TASK REQUIREMENTS: Compile every line that includes the word "satisfying".

-- Start DATA SUPPLIED --

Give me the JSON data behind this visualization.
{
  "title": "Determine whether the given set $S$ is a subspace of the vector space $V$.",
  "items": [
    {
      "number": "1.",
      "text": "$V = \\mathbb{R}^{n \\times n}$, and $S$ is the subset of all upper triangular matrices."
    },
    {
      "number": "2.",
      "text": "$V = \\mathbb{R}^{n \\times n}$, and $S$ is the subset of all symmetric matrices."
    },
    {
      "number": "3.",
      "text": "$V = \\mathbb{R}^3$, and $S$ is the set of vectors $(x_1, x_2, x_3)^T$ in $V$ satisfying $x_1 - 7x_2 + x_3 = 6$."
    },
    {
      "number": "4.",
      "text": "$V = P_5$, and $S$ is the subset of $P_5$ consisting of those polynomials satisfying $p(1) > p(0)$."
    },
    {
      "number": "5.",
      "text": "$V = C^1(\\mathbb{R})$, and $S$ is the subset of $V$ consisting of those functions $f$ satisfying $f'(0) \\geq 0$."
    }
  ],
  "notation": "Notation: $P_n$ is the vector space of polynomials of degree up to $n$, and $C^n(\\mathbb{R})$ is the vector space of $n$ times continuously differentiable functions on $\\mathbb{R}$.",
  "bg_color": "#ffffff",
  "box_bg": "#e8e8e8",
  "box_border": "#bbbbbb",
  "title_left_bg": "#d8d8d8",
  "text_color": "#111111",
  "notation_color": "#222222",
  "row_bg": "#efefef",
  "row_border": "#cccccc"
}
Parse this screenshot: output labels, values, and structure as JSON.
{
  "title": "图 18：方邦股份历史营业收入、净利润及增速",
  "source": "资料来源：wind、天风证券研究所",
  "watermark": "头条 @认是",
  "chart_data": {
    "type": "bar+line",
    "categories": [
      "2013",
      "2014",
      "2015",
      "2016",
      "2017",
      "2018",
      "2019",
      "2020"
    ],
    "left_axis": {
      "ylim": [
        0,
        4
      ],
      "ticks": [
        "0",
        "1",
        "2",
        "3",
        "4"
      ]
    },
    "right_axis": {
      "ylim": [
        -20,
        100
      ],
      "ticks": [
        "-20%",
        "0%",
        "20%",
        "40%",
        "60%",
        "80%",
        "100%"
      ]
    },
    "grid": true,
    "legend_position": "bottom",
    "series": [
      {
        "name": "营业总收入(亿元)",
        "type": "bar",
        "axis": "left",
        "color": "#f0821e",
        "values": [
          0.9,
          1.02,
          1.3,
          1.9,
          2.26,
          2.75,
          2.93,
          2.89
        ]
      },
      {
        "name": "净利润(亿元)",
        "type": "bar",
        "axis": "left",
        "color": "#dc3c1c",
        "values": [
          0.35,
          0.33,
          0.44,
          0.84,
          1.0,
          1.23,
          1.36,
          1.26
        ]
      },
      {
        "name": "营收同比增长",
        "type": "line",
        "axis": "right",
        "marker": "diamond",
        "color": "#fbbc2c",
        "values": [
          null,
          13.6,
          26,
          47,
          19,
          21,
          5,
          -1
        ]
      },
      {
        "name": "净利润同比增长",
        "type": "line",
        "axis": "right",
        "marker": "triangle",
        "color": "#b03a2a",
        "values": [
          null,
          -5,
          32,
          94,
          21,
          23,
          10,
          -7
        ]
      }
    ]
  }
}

-- End DATA SUPPLIED --

FULL OUTPUT:
      "text": "$V = \\mathbb{R}^3$, and $S$ is the set of vectors $(x_1, x_2, x_3)^T$ in $V$ satisfying $x_1 - 7x_2 + x_3 = 6$."
      "text": "$V = P_5$, and $S$ is the subset of $P_5$ consisting of those polynomials satisfying $p(1) > p(0)$."
      "text": "$V = C^1(\\mathbb{R})$, and $S$ is the subset of $V$ consisting of those functions $f$ satisfying $f'(0) \\geq 0$."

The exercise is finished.